● What the task asks
Gather all lines in the data that hold the string "rubber".
[Start Data in this exercise]
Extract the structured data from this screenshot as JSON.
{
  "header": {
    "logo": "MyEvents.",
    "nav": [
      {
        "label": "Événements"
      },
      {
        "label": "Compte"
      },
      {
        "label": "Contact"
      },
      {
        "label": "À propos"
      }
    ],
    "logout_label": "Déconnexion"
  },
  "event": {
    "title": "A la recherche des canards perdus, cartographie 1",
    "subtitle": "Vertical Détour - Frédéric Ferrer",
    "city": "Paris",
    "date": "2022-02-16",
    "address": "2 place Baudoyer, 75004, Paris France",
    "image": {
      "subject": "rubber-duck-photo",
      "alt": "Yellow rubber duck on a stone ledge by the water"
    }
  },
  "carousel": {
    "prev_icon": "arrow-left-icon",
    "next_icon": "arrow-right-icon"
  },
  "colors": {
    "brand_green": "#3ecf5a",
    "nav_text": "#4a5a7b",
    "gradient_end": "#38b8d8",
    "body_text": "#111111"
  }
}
[End Data in this exercise]
● The response
      "subject": "rubber-duck-photo",
      "alt": "Yellow rubber duck on a stone ledge by the water"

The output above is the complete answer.